▶

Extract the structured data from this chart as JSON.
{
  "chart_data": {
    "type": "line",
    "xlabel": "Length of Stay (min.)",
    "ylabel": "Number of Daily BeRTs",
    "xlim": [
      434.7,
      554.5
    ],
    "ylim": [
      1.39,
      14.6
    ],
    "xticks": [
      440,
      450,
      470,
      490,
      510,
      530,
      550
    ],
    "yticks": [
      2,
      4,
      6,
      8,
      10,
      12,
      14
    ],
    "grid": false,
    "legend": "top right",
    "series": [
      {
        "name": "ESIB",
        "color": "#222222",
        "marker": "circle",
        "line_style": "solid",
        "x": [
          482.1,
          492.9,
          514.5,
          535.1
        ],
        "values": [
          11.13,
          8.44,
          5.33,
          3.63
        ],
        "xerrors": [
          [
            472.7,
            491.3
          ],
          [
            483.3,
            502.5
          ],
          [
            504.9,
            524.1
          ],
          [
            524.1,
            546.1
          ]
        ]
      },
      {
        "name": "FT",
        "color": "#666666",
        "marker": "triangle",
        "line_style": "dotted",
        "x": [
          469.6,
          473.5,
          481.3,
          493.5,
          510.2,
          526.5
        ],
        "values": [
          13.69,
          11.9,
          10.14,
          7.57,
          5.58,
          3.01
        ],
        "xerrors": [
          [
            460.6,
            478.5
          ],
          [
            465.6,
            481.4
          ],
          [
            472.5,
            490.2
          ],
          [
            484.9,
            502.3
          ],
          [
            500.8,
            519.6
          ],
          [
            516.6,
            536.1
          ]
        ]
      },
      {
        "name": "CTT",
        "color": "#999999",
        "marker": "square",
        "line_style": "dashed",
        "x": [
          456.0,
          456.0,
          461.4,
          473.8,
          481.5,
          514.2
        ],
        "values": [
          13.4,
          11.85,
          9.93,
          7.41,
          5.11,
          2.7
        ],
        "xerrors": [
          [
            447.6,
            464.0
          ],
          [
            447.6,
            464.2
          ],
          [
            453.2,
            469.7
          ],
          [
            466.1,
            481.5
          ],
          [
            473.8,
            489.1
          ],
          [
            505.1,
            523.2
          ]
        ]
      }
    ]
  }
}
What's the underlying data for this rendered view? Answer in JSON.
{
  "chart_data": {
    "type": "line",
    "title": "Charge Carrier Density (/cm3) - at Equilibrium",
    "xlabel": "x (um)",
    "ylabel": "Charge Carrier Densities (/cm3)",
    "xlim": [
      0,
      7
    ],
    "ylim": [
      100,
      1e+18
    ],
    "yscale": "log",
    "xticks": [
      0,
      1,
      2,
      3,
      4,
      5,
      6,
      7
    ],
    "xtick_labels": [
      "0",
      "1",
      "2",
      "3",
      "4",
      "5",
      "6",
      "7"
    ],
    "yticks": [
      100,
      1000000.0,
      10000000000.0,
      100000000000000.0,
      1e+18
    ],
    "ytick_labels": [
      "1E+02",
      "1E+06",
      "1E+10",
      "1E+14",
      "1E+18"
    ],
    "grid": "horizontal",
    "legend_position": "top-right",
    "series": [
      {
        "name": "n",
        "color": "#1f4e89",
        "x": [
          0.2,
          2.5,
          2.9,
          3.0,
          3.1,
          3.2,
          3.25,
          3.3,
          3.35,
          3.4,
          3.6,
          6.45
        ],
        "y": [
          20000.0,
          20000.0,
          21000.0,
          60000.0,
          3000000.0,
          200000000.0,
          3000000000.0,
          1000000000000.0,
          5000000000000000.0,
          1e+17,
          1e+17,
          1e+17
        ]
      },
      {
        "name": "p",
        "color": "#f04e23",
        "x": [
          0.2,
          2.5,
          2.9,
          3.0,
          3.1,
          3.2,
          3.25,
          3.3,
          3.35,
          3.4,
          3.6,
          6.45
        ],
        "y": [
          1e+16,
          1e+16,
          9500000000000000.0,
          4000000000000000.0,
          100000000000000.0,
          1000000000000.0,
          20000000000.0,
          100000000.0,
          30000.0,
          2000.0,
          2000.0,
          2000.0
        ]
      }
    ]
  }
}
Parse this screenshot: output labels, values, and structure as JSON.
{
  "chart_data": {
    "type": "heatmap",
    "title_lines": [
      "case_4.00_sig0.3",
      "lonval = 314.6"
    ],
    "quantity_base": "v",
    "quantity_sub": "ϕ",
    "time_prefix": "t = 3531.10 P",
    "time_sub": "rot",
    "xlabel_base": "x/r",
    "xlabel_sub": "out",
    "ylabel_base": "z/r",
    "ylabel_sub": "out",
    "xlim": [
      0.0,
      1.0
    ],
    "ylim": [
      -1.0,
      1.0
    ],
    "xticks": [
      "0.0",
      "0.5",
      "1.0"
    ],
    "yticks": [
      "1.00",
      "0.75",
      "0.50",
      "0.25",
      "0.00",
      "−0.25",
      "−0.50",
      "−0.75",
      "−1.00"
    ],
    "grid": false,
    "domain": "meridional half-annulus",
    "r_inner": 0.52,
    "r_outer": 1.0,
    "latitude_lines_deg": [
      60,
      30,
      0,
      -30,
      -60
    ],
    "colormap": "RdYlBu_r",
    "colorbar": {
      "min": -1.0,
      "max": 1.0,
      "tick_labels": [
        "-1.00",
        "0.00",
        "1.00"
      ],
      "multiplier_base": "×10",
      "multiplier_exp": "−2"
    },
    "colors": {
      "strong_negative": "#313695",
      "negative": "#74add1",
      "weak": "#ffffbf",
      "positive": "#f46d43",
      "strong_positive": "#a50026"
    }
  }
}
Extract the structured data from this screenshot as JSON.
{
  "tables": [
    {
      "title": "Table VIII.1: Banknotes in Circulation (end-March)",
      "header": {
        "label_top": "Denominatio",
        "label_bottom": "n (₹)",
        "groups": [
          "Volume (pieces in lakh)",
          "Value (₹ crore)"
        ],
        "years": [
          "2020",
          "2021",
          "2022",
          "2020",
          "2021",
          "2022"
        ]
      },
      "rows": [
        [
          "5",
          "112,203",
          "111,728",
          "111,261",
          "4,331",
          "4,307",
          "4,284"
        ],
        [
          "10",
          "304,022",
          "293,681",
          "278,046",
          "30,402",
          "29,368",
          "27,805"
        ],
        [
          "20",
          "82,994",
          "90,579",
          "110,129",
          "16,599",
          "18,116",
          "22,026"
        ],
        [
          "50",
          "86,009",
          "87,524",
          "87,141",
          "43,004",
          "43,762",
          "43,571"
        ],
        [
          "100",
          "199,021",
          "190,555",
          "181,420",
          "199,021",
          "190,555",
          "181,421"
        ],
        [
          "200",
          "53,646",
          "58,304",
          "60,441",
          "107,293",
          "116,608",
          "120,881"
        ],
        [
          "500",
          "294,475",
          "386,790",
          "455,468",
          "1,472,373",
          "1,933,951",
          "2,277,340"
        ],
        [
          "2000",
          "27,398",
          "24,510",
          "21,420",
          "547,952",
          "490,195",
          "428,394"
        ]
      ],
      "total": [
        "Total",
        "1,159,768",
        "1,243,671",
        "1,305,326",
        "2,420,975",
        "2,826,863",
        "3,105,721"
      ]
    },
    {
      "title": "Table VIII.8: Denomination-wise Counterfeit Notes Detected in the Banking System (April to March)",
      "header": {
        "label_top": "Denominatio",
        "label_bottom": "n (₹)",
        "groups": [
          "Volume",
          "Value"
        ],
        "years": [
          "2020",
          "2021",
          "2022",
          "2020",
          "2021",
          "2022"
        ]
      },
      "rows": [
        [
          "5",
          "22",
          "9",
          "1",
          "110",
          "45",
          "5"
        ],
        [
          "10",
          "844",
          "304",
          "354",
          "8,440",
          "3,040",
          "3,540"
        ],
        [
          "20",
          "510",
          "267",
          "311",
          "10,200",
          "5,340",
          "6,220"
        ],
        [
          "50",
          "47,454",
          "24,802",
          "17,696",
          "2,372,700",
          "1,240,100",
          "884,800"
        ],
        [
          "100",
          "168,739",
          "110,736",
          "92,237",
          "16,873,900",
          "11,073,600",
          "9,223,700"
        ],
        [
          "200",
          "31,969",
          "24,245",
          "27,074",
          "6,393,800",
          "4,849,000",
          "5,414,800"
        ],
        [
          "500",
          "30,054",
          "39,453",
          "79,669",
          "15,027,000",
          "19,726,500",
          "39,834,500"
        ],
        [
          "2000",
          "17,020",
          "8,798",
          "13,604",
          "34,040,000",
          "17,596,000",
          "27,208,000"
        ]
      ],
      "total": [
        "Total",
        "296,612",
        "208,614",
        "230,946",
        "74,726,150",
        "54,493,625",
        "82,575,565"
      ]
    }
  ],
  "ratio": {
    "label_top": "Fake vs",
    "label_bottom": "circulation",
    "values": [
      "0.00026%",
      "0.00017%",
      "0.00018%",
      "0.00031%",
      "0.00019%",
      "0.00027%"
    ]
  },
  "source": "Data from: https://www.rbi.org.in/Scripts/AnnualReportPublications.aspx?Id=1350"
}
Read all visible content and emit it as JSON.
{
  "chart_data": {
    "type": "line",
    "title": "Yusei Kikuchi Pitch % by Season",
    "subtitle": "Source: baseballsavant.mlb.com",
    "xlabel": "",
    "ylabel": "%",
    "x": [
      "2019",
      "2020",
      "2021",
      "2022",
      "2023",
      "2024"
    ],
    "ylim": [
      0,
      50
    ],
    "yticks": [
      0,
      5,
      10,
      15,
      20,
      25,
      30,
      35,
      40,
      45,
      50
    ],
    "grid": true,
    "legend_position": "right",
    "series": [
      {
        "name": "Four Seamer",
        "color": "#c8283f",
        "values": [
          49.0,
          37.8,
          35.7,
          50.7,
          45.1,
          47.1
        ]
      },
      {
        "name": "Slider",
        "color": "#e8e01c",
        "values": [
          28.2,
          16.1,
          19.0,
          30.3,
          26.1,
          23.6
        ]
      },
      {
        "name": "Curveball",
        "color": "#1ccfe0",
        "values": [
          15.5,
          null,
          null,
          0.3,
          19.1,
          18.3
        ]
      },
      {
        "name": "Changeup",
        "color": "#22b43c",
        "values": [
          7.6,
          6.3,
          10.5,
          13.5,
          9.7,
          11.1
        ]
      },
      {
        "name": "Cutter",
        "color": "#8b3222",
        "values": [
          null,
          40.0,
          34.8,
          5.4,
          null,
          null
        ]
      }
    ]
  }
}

◀

» **Problem statement**: Reply with only the number of lines in the entries that contain the word "grid".

» **Output below**: 4